------ DATA LISTING ------
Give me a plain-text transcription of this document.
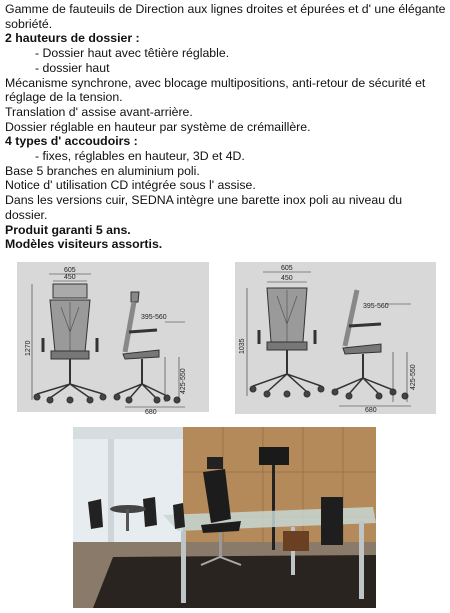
Gamme de fauteuils de Direction aux lignes droites et épurées et d' une élégante sobriété.

2 hauteurs de dossier :

- Dossier haut avec têtière réglable.

- dossier haut

Mécanisme synchrone, avec blocage multipositions, anti-retour de sécurité et réglage de la tension.

Translation d' assise avant-arrière.

Dossier réglable en hauteur par système de crémaillère.

4 types d' accoudoirs :

- fixes, réglables en hauteur, 3D et 4D.

Base 5 branches en aluminium poli.

Notice d' utilisation CD intégrée sous l' assise.

Dans les versions cuir, SEDNA intègre une barette inox poli au niveau du dossier.

Produit garanti 5 ans.

Modèles visiteurs assortis.

605
450
1270
395-560
425-550
680
605
450
1035
395-560
425-550
680
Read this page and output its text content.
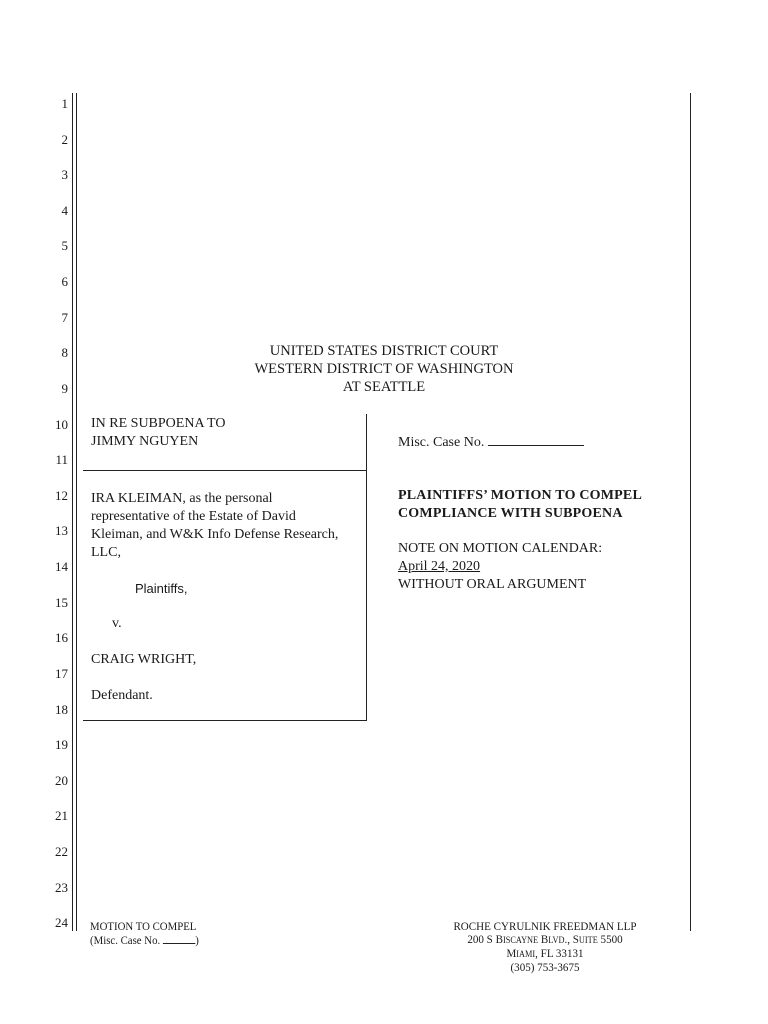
1
2
3
4
5
6
7
8
9
10
11
12
13
14
15
16
17
18
19
20
21
22
23
24
UNITED STATES DISTRICT COURT
WESTERN DISTRICT OF WASHINGTON
AT SEATTLE
IN RE SUBPOENA TO
JIMMY NGUYEN
IRA KLEIMAN, as the personal
representative of the Estate of David
Kleiman, and W&K Info Defense Research,
LLC,
Plaintiffs,
v.
CRAIG WRIGHT,
Defendant.
Misc. Case No.
PLAINTIFFS’ MOTION TO COMPEL
COMPLIANCE WITH SUBPOENA
NOTE ON MOTION CALENDAR:
April 24, 2020
WITHOUT ORAL ARGUMENT
MOTION TO COMPEL
(Misc. Case No.	)
ROCHE CYRULNIK FREEDMAN LLP
200 S BISCAYNE BLVD., SUITE 5500
MIAMI, FL 33131
(305) 753-3675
------
WHAT IS REQUIRED — Extract, word for word, every line from the one containing "Read this page and output its text content." to the end of the data above, both ends included, and leave out the pictures.

PROBLEM SOLUTION —
Read this page and output its text content.
1
2
3
4
5
6
7
8
9
10
11
12
13
14
15
16
17
18
19
20
21
22
23
24
UNITED STATES DISTRICT COURT
WESTERN DISTRICT OF WASHINGTON
AT SEATTLE
IN RE SUBPOENA TO
JIMMY NGUYEN
IRA KLEIMAN, as the personal
representative of the Estate of David
Kleiman, and W&K Info Defense Research,
LLC,
Plaintiffs,
v.
CRAIG WRIGHT,
Defendant.
Misc. Case No.
PLAINTIFFS’ MOTION TO COMPEL
COMPLIANCE WITH SUBPOENA
NOTE ON MOTION CALENDAR:
April 24, 2020
WITHOUT ORAL ARGUMENT
MOTION TO COMPEL
(Misc. Case No.	)
ROCHE CYRULNIK FREEDMAN LLP
200 S BISCAYNE BLVD., SUITE 5500
MIAMI, FL 33131
(305) 753-3675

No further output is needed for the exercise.